DIRECTIVE: Check every line in the records below for the word "allusion" and report how many have it, nothing more.

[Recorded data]
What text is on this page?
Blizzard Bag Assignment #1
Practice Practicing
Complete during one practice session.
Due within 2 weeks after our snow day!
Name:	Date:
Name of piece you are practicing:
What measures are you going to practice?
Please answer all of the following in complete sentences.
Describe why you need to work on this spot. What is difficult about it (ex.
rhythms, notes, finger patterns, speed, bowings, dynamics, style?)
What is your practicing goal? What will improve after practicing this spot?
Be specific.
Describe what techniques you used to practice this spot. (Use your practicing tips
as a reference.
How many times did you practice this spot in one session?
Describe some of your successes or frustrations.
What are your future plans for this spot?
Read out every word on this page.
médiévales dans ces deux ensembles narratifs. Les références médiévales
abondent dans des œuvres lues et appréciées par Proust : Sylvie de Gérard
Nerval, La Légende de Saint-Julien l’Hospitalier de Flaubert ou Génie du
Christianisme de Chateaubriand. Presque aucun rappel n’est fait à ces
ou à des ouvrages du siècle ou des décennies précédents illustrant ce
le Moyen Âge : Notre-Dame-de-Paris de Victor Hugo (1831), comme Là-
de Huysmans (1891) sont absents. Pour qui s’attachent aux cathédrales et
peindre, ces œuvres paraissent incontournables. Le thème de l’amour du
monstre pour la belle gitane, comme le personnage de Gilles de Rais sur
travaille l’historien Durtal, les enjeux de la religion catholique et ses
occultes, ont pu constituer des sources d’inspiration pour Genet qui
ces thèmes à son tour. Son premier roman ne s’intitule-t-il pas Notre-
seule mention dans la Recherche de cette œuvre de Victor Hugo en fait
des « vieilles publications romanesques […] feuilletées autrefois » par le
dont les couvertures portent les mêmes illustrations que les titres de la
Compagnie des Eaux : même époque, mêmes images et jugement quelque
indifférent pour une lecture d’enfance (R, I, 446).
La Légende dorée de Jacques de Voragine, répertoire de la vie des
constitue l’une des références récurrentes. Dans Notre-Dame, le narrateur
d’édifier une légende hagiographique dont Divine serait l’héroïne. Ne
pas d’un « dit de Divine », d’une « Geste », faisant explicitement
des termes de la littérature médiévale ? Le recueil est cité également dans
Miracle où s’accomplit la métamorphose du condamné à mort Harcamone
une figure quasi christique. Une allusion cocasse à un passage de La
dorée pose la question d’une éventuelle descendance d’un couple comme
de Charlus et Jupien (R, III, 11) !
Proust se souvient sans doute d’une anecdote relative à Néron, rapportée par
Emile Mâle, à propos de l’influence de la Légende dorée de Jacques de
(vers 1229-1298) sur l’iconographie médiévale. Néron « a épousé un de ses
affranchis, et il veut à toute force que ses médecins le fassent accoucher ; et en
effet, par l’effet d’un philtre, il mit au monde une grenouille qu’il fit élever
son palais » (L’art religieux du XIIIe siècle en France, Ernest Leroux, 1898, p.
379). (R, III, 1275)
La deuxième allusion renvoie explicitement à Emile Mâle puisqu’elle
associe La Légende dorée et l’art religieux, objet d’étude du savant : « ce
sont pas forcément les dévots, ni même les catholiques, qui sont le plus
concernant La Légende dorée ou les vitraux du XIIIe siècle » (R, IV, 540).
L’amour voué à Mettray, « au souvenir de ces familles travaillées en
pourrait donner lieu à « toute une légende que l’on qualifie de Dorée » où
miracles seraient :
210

CORRECT RESPONSE: 2